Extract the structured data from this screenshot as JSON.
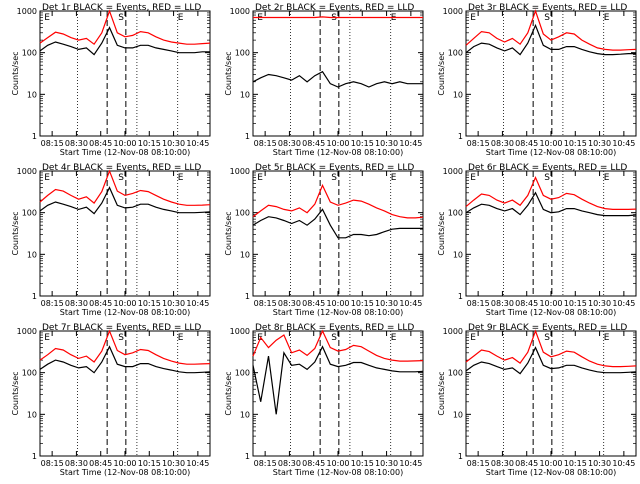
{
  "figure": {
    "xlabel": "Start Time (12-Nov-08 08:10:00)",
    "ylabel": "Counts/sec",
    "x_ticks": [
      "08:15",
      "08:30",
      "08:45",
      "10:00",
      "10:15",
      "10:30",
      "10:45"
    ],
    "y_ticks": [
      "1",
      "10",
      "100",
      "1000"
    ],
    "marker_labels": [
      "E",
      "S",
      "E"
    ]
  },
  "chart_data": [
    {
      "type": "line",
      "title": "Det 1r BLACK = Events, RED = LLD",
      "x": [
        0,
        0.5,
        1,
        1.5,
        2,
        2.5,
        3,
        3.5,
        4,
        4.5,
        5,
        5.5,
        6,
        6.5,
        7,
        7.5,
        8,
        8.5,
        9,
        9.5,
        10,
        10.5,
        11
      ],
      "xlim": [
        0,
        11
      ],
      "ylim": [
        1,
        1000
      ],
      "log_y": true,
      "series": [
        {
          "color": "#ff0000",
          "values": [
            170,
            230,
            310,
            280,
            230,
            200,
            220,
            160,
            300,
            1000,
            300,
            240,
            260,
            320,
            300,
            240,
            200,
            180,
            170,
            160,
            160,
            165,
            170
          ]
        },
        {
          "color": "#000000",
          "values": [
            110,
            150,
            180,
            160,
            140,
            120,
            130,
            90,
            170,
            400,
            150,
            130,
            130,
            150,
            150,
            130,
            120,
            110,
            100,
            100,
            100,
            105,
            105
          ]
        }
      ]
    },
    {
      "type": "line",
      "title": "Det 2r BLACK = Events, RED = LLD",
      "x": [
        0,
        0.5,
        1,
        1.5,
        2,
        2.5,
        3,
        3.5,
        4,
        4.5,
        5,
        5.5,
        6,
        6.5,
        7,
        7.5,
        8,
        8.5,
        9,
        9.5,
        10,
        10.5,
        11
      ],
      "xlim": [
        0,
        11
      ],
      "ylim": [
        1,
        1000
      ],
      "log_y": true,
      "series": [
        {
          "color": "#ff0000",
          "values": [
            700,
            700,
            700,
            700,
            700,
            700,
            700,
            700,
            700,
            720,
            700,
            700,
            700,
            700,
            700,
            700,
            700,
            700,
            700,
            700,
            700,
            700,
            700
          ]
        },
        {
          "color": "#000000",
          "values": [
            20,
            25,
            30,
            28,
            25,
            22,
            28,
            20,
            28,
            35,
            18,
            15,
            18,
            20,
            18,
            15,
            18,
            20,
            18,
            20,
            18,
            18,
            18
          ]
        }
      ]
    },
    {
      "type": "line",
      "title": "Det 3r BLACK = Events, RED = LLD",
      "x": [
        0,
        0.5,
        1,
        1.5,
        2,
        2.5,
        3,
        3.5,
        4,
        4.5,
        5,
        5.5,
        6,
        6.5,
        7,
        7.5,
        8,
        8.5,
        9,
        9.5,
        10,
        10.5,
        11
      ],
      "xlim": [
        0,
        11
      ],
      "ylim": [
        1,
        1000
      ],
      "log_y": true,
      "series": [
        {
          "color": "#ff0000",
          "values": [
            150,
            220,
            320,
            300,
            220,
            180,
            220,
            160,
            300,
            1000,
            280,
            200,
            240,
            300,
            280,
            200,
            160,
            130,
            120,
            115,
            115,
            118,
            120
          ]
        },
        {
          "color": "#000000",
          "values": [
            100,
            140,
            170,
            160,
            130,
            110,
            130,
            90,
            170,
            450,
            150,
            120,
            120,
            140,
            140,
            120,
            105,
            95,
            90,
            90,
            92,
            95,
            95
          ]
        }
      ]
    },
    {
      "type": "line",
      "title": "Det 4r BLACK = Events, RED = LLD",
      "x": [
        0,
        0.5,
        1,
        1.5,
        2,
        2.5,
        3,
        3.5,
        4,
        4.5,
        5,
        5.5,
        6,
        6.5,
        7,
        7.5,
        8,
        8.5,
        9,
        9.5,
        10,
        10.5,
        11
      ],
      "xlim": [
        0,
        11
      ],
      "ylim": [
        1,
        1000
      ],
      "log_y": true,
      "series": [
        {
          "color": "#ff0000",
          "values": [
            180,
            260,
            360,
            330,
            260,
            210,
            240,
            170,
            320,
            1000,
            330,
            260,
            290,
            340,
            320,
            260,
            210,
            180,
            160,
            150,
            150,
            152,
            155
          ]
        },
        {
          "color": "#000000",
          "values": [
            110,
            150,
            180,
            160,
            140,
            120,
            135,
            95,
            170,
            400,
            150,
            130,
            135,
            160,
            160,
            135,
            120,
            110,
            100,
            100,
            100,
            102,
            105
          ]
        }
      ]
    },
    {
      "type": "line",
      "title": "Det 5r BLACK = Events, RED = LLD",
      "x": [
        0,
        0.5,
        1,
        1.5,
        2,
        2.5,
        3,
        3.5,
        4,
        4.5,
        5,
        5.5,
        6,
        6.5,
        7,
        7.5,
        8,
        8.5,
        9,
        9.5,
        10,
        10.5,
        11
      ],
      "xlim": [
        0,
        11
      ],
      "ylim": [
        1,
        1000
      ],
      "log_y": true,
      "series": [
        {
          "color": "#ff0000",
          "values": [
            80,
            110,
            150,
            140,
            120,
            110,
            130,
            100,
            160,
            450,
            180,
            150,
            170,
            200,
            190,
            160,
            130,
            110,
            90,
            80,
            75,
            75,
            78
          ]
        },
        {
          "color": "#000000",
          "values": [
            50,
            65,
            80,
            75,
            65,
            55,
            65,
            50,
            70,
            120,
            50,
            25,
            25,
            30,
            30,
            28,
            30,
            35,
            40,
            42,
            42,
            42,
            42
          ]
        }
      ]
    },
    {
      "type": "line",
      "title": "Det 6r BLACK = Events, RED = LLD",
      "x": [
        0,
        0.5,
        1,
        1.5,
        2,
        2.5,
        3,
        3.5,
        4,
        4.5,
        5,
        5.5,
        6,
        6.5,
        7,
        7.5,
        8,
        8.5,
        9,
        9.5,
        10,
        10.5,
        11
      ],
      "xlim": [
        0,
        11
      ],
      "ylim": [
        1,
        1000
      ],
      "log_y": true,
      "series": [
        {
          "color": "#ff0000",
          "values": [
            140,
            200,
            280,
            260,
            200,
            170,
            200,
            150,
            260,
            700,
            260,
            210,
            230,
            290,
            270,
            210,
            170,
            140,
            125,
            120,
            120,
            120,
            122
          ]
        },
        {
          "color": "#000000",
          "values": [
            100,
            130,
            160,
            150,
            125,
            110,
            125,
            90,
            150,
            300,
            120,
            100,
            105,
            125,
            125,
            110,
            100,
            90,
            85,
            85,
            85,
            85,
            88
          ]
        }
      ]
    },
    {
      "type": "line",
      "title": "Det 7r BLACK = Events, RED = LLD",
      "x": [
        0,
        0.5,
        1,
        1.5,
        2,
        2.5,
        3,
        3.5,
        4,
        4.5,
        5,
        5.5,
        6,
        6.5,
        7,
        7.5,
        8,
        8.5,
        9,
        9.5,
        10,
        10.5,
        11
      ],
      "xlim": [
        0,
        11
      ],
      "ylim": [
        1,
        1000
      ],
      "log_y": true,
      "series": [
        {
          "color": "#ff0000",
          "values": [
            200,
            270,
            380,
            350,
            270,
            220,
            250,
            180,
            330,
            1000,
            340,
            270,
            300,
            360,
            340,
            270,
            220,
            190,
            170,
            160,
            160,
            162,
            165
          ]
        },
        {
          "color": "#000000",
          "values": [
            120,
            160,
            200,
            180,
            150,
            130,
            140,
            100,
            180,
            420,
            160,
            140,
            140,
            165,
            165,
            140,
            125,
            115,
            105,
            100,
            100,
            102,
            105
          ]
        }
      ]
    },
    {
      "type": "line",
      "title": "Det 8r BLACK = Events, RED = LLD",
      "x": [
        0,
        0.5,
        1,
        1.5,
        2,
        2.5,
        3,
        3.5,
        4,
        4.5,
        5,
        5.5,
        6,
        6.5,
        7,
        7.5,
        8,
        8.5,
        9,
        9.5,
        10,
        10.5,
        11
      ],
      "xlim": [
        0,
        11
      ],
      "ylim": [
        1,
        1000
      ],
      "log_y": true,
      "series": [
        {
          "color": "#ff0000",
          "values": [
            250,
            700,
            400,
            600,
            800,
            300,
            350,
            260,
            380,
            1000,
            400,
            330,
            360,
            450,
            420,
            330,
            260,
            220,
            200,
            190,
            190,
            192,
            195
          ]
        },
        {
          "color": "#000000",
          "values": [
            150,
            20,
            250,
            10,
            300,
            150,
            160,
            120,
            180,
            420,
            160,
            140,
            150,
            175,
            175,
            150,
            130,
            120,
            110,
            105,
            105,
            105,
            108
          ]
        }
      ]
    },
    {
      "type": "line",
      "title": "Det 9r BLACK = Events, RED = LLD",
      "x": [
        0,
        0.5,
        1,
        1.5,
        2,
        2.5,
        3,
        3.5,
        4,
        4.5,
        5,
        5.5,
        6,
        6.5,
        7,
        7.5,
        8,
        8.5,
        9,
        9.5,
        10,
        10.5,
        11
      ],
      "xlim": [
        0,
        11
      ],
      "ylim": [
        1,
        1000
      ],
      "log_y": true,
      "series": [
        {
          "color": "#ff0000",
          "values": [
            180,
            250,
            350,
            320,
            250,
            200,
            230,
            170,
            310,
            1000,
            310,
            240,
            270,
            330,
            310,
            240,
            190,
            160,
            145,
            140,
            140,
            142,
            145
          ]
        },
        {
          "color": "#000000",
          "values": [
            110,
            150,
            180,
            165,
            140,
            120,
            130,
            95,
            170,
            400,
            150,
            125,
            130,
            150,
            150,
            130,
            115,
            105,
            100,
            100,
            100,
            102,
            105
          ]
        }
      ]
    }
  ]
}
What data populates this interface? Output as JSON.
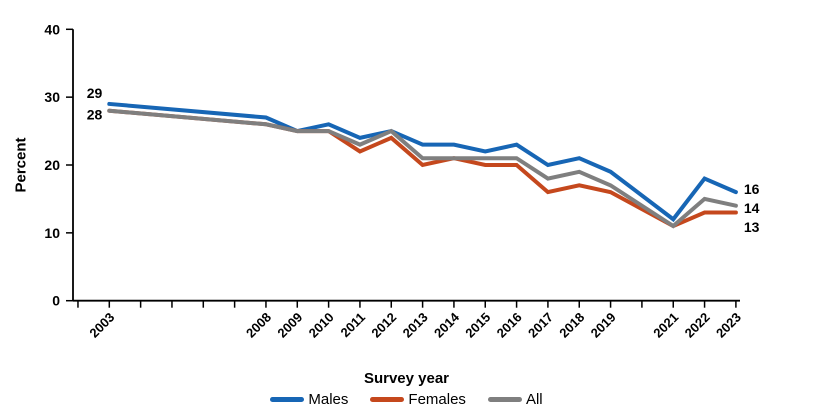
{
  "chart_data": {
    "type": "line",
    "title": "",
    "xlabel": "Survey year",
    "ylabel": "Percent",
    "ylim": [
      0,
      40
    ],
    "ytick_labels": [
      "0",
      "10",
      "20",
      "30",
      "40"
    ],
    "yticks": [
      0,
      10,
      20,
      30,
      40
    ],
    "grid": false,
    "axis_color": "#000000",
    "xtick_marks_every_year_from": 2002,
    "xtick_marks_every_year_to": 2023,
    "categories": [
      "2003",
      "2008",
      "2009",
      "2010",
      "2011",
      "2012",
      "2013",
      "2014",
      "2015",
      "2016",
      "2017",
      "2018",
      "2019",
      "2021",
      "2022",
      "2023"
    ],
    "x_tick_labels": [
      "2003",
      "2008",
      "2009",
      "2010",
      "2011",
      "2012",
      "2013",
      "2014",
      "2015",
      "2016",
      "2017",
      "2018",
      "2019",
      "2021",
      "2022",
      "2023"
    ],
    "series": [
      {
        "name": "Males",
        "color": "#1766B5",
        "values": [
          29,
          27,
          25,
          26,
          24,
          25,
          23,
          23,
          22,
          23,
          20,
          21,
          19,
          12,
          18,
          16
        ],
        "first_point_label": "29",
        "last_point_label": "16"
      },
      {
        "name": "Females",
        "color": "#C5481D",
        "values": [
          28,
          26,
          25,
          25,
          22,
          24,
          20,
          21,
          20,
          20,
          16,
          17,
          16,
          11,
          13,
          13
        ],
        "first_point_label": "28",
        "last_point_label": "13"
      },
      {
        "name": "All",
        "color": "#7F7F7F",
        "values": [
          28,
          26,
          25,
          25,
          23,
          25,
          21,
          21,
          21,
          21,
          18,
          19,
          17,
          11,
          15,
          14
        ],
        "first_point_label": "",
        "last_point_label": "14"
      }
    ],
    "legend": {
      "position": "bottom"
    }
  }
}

# # # # #

WORK TO COMPLETE:
Each line from the one that contains "What data populates" to the end of the listing must be quoted exactly; no other line and no picture belongs in the copy.

RESPONSE BELOW:
What data populates this interface? Output as JSON.
{
  "chart_data": {
    "type": "line",
    "title": "",
    "xlabel": "Survey year",
    "ylabel": "Percent",
    "ylim": [
      0,
      40
    ],
    "ytick_labels": [
      "0",
      "10",
      "20",
      "30",
      "40"
    ],
    "yticks": [
      0,
      10,
      20,
      30,
      40
    ],
    "grid": false,
    "axis_color": "#000000",
    "xtick_marks_every_year_from": 2002,
    "xtick_marks_every_year_to": 2023,
    "categories": [
      "2003",
      "2008",
      "2009",
      "2010",
      "2011",
      "2012",
      "2013",
      "2014",
      "2015",
      "2016",
      "2017",
      "2018",
      "2019",
      "2021",
      "2022",
      "2023"
    ],
    "x_tick_labels": [
      "2003",
      "2008",
      "2009",
      "2010",
      "2011",
      "2012",
      "2013",
      "2014",
      "2015",
      "2016",
      "2017",
      "2018",
      "2019",
      "2021",
      "2022",
      "2023"
    ],
    "series": [
      {
        "name": "Males",
        "color": "#1766B5",
        "values": [
          29,
          27,
          25,
          26,
          24,
          25,
          23,
          23,
          22,
          23,
          20,
          21,
          19,
          12,
          18,
          16
        ],
        "first_point_label": "29",
        "last_point_label": "16"
      },
      {
        "name": "Females",
        "color": "#C5481D",
        "values": [
          28,
          26,
          25,
          25,
          22,
          24,
          20,
          21,
          20,
          20,
          16,
          17,
          16,
          11,
          13,
          13
        ],
        "first_point_label": "28",
        "last_point_label": "13"
      },
      {
        "name": "All",
        "color": "#7F7F7F",
        "values": [
          28,
          26,
          25,
          25,
          23,
          25,
          21,
          21,
          21,
          21,
          18,
          19,
          17,
          11,
          15,
          14
        ],
        "first_point_label": "",
        "last_point_label": "14"
      }
    ],
    "legend": {
      "position": "bottom"
    }
  }
}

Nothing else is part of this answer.